• What the exercise asks:
Set down the line that contains "Read out every word on this page." and every line after it to the end of the entries, exactly as they stand and nothing more.

• Data to use:
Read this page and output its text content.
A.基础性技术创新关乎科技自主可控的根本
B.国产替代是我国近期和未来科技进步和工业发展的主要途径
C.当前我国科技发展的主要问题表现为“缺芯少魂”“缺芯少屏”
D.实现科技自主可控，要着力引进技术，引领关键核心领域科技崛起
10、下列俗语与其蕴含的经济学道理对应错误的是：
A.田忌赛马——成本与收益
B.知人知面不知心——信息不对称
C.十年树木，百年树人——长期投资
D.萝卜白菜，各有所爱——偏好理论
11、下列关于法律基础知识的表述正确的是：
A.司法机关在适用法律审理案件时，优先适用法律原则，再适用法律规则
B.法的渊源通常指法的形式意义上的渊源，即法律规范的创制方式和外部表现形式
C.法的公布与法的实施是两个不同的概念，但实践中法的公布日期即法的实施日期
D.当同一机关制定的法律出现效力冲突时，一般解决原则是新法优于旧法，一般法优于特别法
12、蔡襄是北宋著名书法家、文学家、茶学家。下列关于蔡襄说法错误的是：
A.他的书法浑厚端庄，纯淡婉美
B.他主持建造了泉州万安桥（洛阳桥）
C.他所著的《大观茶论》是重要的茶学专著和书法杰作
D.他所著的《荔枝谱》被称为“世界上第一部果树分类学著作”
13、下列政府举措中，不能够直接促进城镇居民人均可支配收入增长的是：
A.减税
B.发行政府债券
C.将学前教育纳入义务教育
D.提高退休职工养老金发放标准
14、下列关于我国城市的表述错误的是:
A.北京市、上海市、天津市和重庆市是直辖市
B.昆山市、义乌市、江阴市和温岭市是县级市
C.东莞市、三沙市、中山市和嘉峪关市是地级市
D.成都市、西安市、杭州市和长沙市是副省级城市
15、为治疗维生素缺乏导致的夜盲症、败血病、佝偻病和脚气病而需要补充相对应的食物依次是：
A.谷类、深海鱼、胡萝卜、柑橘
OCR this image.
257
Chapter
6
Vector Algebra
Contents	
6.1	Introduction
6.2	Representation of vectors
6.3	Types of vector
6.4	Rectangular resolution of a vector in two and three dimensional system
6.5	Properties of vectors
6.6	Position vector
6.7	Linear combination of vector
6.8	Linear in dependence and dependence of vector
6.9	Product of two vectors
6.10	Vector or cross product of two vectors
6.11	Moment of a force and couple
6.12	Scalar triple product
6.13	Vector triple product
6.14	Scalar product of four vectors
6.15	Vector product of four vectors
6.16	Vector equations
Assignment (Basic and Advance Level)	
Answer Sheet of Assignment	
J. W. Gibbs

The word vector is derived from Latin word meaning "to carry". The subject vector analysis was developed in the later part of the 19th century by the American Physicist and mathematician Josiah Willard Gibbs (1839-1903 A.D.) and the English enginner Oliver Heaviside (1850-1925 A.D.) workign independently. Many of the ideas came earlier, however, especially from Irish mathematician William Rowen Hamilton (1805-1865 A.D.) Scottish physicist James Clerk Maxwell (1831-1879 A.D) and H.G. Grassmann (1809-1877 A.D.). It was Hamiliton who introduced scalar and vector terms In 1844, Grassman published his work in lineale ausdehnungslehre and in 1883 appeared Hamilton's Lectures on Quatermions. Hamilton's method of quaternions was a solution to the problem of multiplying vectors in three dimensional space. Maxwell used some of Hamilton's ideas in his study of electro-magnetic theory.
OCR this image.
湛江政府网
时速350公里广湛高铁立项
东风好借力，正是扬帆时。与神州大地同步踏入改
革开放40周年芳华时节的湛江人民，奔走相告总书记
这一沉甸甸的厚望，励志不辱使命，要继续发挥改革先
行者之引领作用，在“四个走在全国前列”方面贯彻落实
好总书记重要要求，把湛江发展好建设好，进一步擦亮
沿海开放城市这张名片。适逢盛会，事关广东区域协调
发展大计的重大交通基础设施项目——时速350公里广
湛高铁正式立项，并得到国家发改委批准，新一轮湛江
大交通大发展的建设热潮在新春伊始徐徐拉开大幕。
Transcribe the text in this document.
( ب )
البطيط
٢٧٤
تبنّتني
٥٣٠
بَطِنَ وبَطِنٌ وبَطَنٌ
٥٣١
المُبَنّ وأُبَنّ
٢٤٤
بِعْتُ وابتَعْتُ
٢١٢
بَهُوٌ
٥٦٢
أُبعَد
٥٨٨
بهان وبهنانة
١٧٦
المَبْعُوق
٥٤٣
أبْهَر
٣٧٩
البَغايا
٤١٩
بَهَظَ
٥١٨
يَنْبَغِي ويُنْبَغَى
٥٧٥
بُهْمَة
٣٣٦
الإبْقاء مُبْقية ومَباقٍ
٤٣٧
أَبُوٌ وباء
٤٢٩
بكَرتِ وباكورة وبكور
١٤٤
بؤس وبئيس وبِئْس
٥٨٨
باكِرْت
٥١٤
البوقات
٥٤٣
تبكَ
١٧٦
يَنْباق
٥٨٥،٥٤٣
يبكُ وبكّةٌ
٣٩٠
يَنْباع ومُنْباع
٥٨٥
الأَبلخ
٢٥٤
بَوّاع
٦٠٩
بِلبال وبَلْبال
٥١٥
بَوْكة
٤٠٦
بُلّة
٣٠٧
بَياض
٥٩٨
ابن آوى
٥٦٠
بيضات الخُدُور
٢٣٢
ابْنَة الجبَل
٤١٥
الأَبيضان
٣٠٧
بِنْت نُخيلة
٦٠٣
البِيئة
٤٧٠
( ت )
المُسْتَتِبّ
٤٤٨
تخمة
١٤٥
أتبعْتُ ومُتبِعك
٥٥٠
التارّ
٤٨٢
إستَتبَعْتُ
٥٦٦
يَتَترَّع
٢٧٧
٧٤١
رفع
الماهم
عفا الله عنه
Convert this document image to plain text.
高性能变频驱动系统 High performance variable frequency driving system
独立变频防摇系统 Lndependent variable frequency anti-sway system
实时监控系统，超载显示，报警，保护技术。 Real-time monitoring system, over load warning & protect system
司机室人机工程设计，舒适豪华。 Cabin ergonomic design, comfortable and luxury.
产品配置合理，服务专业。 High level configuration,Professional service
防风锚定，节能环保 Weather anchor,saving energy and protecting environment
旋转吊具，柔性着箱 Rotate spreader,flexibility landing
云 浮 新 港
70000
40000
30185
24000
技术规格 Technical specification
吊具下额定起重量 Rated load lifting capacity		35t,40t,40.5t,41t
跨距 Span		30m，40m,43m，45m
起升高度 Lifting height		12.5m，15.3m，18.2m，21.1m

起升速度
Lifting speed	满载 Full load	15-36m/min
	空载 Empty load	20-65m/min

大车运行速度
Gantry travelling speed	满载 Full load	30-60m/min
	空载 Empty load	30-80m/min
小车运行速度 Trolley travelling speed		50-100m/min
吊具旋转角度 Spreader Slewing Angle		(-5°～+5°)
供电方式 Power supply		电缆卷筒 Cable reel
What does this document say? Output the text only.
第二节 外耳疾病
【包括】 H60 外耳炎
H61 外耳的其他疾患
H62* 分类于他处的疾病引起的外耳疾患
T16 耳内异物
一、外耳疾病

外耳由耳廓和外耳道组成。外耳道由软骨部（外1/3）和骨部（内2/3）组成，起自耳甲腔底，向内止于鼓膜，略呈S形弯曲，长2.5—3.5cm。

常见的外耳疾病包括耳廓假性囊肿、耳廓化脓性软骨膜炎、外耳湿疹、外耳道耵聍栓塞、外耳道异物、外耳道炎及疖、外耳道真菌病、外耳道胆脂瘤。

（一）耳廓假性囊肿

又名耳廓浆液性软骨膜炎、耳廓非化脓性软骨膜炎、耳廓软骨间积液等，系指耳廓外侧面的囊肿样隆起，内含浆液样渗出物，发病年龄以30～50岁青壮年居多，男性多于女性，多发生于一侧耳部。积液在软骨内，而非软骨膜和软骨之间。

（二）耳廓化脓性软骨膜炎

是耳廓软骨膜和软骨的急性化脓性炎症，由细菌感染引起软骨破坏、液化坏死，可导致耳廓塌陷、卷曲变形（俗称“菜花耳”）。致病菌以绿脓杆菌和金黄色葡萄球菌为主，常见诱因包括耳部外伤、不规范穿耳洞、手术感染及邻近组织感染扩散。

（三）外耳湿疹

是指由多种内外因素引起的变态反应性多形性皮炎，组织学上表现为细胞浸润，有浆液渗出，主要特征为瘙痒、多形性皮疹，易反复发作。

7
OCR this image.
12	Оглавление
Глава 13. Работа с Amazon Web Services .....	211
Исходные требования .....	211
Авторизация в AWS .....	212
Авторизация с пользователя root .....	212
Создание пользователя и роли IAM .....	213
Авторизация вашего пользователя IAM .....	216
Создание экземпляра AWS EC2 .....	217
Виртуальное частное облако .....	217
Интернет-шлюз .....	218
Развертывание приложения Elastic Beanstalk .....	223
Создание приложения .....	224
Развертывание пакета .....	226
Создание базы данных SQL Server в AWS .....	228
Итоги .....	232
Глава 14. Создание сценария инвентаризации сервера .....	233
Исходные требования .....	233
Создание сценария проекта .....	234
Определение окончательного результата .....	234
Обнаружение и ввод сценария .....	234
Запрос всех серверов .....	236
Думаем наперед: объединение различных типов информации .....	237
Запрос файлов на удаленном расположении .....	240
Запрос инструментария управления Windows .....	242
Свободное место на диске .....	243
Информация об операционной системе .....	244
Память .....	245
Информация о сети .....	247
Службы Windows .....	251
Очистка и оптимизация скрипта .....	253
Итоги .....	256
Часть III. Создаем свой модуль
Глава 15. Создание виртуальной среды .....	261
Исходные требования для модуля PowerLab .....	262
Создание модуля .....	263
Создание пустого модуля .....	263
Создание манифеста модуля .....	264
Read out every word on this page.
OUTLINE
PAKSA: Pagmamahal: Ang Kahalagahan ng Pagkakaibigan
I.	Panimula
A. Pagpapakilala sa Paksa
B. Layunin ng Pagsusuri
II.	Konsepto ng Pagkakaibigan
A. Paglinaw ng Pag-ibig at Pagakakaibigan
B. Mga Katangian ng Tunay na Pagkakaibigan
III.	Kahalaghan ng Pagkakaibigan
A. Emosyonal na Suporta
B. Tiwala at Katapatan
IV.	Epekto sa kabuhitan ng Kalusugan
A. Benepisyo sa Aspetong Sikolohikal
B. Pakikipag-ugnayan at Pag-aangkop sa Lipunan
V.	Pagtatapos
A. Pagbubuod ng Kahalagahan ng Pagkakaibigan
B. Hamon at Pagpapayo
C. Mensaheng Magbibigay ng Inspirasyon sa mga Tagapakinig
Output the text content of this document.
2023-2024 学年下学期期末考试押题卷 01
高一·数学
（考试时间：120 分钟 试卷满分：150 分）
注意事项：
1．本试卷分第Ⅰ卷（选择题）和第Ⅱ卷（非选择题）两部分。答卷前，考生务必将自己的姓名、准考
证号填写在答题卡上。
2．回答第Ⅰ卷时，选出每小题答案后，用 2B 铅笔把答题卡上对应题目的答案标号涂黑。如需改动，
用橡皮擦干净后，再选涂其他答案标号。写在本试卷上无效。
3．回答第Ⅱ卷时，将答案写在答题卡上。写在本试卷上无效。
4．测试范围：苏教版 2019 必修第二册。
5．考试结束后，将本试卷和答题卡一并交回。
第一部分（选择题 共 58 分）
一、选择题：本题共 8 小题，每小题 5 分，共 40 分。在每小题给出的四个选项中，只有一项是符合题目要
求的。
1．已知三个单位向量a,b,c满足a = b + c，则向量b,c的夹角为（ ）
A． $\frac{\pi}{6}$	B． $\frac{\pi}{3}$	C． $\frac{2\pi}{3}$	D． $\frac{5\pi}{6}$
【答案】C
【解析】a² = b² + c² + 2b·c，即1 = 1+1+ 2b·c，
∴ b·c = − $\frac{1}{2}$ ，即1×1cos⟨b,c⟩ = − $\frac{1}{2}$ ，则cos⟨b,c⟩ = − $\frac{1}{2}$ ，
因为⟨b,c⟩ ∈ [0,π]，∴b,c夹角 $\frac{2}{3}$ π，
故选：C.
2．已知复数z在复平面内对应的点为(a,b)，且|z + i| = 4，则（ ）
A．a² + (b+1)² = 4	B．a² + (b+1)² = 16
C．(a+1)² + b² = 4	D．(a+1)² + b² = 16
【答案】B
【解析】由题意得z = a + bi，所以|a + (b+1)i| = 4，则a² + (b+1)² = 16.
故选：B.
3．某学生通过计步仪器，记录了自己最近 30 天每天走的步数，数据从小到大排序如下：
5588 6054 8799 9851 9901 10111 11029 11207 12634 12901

• The output:
Read out every word on this page.
OUTLINE
PAKSA: Pagmamahal: Ang Kahalagahan ng Pagkakaibigan
I.	Panimula
A. Pagpapakilala sa Paksa
B. Layunin ng Pagsusuri
II.	Konsepto ng Pagkakaibigan
A. Paglinaw ng Pag-ibig at Pagakakaibigan
B. Mga Katangian ng Tunay na Pagkakaibigan
III.	Kahalaghan ng Pagkakaibigan
A. Emosyonal na Suporta
B. Tiwala at Katapatan
IV.	Epekto sa kabuhitan ng Kalusugan
A. Benepisyo sa Aspetong Sikolohikal
B. Pakikipag-ugnayan at Pag-aangkop sa Lipunan
V.	Pagtatapos
A. Pagbubuod ng Kahalagahan ng Pagkakaibigan
B. Hamon at Pagpapayo
C. Mensaheng Magbibigay ng Inspirasyon sa mga Tagapakinig
Output the text content of this document.
2023-2024 学年下学期期末考试押题卷 01
高一·数学
（考试时间：120 分钟 试卷满分：150 分）
注意事项：
1．本试卷分第Ⅰ卷（选择题）和第Ⅱ卷（非选择题）两部分。答卷前，考生务必将自己的姓名、准考
证号填写在答题卡上。
2．回答第Ⅰ卷时，选出每小题答案后，用 2B 铅笔把答题卡上对应题目的答案标号涂黑。如需改动，
用橡皮擦干净后，再选涂其他答案标号。写在本试卷上无效。
3．回答第Ⅱ卷时，将答案写在答题卡上。写在本试卷上无效。
4．测试范围：苏教版 2019 必修第二册。
5．考试结束后，将本试卷和答题卡一并交回。
第一部分（选择题 共 58 分）
一、选择题：本题共 8 小题，每小题 5 分，共 40 分。在每小题给出的四个选项中，只有一项是符合题目要
求的。
1．已知三个单位向量a,b,c满足a = b + c，则向量b,c的夹角为（ ）
A． $\frac{\pi}{6}$	B． $\frac{\pi}{3}$	C． $\frac{2\pi}{3}$	D． $\frac{5\pi}{6}$
【答案】C
【解析】a² = b² + c² + 2b·c，即1 = 1+1+ 2b·c，
∴ b·c = − $\frac{1}{2}$ ，即1×1cos⟨b,c⟩ = − $\frac{1}{2}$ ，则cos⟨b,c⟩ = − $\frac{1}{2}$ ，
因为⟨b,c⟩ ∈ [0,π]，∴b,c夹角 $\frac{2}{3}$ π，
故选：C.
2．已知复数z在复平面内对应的点为(a,b)，且|z + i| = 4，则（ ）
A．a² + (b+1)² = 4	B．a² + (b+1)² = 16
C．(a+1)² + b² = 4	D．(a+1)² + b² = 16
【答案】B
【解析】由题意得z = a + bi，所以|a + (b+1)i| = 4，则a² + (b+1)² = 16.
故选：B.
3．某学生通过计步仪器，记录了自己最近 30 天每天走的步数，数据从小到大排序如下：
5588 6054 8799 9851 9901 10111 11029 11207 12634 12901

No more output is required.